▶ _Task goal_: Track down each line that has the word "JSON" and copy it.
──────── Data provided ────────
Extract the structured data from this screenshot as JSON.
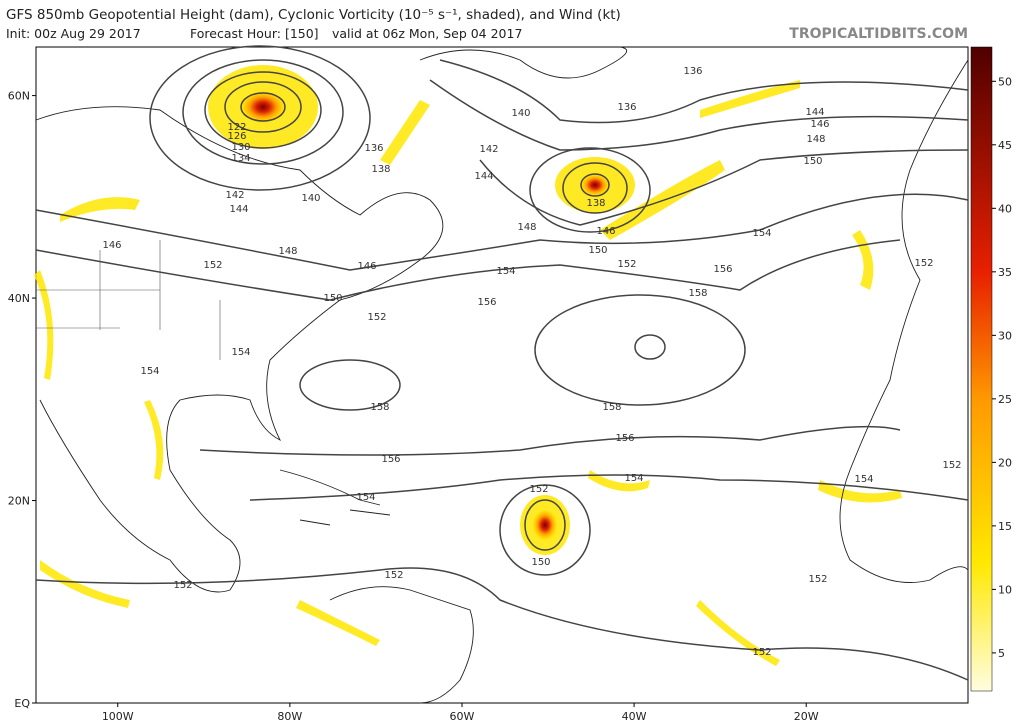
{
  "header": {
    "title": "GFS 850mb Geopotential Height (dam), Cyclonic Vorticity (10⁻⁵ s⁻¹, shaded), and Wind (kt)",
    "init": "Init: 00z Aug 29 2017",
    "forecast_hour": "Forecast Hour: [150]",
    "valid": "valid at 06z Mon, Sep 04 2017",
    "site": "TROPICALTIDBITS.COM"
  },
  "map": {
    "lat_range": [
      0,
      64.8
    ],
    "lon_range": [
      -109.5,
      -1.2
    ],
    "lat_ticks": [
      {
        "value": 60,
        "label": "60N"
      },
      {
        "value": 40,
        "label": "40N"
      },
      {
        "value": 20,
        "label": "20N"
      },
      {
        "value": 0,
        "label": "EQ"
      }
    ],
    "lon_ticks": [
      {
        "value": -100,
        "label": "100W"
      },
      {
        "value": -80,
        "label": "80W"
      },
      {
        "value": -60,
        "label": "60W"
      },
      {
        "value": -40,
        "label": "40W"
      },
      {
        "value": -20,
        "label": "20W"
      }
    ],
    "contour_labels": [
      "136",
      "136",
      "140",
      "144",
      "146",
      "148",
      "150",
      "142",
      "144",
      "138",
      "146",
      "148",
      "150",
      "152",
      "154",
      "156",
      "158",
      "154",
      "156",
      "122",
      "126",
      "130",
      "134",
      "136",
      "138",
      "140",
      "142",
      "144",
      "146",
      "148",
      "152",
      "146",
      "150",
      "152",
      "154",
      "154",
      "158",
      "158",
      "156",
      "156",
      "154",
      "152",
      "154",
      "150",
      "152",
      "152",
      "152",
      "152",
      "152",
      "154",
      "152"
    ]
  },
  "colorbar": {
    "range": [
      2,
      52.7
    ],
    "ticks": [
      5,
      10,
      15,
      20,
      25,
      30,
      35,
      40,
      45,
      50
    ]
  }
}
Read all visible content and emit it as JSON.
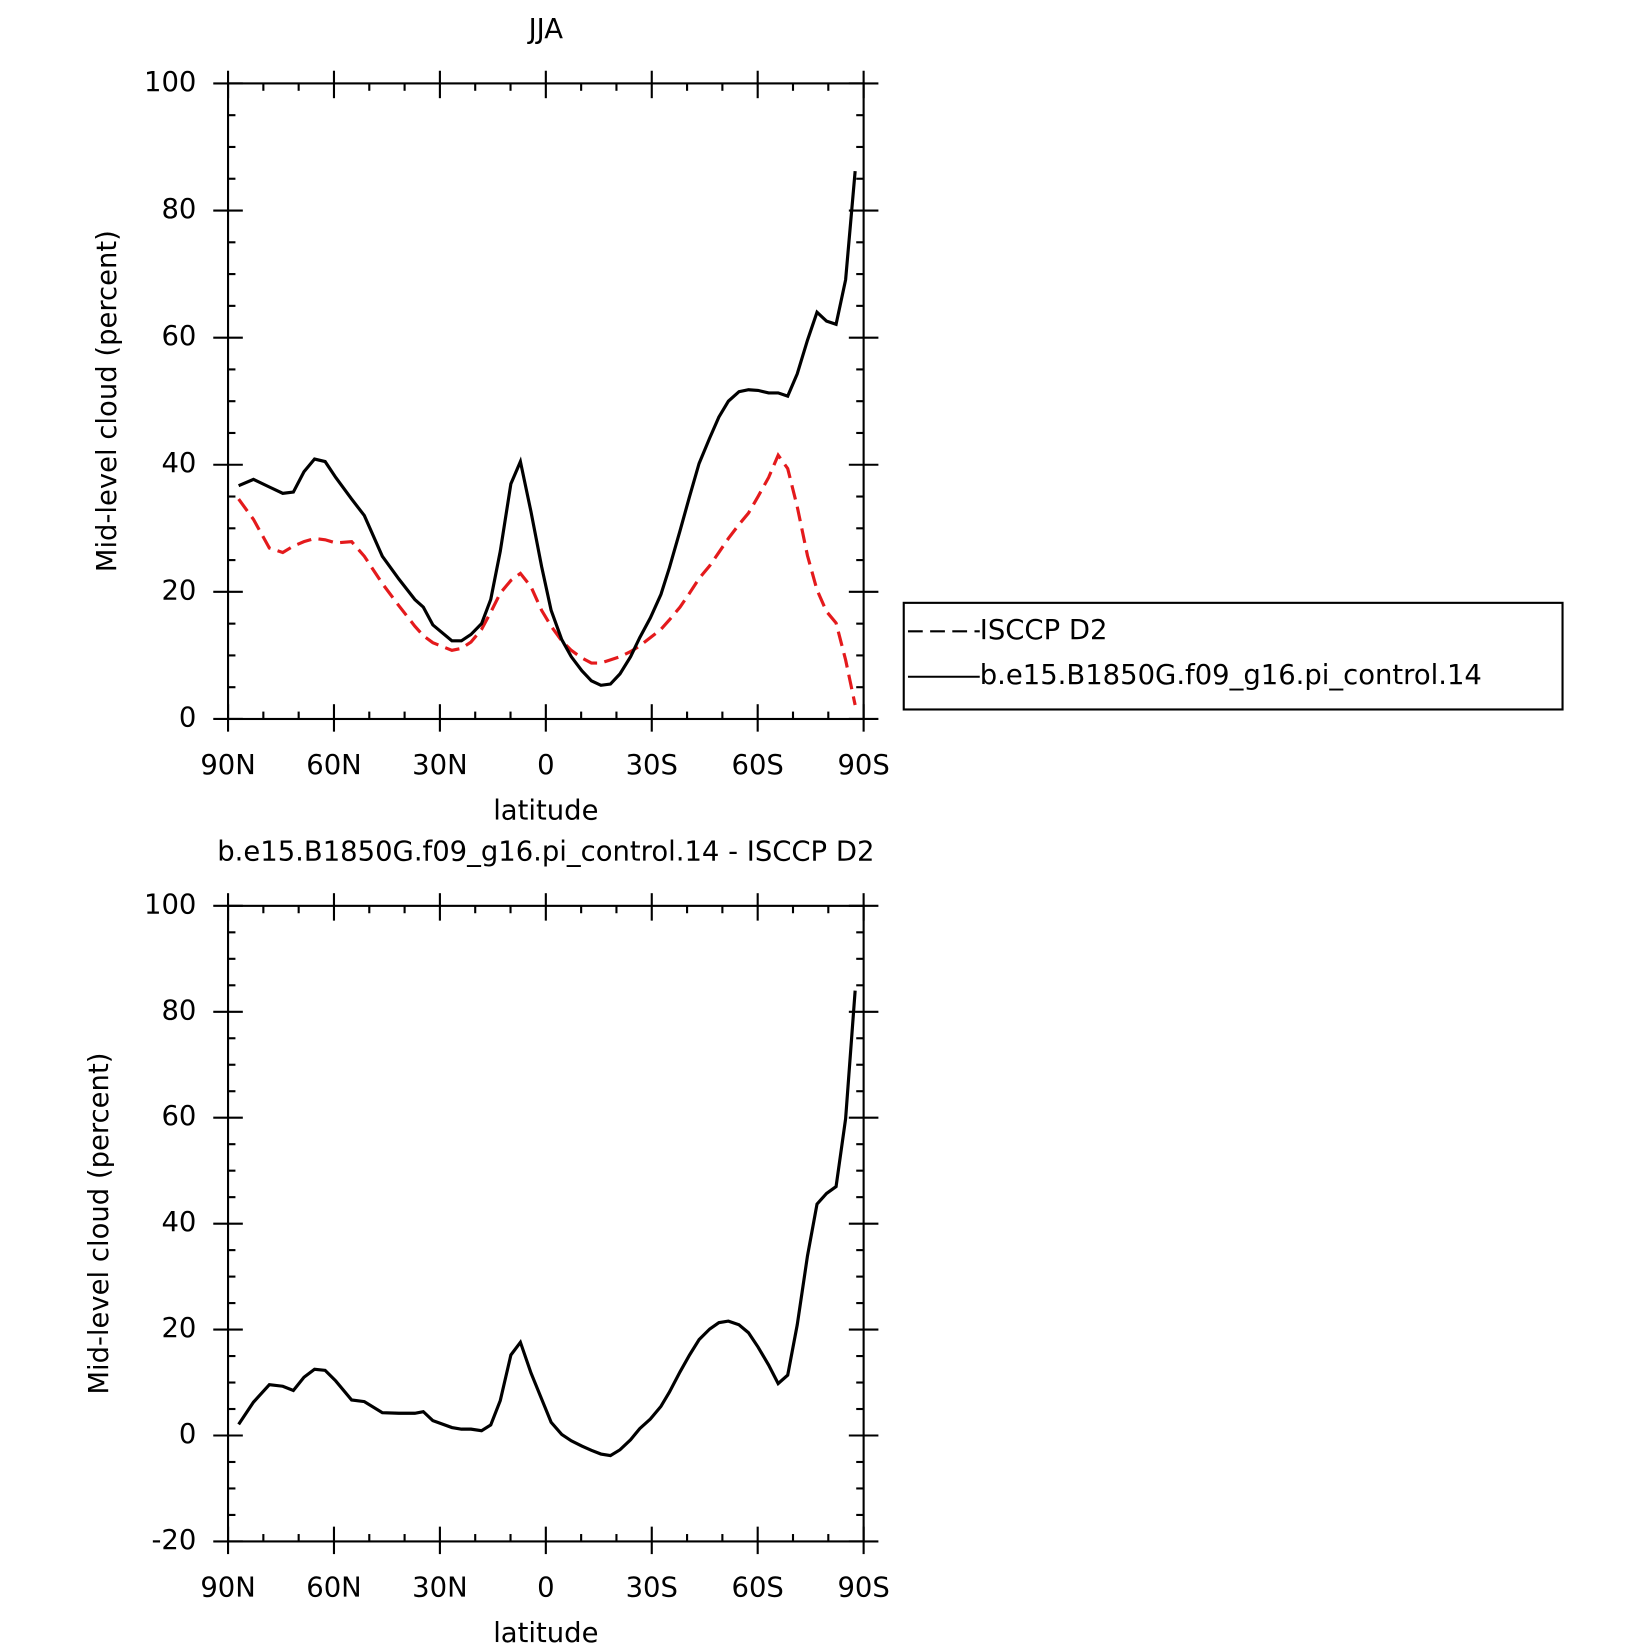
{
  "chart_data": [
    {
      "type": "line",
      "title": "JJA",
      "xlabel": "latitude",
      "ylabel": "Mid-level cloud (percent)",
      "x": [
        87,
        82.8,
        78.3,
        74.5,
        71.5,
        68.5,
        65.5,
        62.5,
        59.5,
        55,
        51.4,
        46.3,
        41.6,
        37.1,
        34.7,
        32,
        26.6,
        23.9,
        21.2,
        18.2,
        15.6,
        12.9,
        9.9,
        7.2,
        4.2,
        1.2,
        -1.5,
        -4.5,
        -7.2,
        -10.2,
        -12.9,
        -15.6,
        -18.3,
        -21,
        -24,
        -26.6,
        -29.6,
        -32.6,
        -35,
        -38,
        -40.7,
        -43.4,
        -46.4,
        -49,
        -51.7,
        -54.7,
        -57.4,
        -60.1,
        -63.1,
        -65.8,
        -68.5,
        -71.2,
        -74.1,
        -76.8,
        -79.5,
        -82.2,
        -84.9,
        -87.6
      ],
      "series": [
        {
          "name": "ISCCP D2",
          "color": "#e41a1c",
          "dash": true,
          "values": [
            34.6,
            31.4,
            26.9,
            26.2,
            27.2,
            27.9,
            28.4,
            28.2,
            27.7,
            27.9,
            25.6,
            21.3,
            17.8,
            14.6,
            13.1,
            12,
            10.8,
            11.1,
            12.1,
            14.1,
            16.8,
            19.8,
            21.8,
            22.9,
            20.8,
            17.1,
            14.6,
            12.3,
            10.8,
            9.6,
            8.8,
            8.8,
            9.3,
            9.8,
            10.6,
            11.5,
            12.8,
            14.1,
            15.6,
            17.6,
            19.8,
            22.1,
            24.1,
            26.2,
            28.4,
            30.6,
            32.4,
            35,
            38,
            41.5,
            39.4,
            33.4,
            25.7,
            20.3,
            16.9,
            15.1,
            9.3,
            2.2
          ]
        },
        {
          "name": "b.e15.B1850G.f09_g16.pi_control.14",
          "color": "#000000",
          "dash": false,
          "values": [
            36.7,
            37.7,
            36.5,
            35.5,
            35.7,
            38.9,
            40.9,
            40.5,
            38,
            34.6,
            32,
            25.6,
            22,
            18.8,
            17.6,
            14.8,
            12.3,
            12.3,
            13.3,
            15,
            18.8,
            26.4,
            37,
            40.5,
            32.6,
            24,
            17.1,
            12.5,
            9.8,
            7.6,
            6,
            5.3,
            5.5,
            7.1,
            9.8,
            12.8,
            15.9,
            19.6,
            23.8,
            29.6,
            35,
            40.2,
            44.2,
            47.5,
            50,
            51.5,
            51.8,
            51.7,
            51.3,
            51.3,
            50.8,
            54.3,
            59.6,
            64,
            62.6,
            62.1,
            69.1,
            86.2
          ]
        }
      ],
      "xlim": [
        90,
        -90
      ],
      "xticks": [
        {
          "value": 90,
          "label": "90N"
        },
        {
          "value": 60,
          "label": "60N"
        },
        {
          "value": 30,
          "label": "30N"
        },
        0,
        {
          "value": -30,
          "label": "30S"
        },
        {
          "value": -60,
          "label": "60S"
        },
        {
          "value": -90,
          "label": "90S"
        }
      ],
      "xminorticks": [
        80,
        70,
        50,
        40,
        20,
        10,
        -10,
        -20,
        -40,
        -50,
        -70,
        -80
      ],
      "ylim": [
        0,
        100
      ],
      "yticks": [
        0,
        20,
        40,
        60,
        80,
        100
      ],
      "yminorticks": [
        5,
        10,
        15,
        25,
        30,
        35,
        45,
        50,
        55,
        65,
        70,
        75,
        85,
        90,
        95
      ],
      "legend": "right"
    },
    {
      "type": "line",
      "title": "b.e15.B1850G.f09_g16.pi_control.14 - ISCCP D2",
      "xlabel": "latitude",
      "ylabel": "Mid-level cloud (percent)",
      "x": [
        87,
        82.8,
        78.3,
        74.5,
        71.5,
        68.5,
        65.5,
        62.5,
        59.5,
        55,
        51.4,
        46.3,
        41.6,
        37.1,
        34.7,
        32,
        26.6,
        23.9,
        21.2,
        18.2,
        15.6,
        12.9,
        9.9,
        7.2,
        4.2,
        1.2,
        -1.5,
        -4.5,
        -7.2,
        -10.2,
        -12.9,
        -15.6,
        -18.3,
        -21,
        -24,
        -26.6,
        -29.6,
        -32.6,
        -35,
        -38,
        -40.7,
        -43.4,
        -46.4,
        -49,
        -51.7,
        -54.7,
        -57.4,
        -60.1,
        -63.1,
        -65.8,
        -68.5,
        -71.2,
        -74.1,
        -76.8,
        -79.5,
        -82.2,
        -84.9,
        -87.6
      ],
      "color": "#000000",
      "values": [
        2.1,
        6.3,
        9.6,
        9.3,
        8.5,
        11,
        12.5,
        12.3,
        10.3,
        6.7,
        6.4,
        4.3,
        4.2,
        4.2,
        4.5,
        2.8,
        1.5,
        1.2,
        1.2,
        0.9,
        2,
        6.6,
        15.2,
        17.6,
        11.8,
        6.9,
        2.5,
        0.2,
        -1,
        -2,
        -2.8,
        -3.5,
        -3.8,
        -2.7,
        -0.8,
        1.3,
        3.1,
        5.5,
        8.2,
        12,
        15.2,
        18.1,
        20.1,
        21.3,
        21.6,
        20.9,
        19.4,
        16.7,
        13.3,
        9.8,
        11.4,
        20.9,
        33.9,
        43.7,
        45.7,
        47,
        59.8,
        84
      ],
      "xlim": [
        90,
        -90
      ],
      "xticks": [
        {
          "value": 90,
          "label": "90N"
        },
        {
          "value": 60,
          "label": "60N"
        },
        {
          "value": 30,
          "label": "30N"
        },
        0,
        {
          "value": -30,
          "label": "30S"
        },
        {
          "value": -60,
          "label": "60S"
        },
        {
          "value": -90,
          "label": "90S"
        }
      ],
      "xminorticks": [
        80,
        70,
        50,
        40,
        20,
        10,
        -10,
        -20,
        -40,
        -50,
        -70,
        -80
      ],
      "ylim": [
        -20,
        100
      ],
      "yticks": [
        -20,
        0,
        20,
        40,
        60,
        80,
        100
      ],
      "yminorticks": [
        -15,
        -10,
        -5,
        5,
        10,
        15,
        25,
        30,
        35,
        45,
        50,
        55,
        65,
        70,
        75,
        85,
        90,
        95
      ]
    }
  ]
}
────────
▶ _Task output_:
Extract the structured data from this screenshot as JSON.
Read all visible content and emit it as JSON.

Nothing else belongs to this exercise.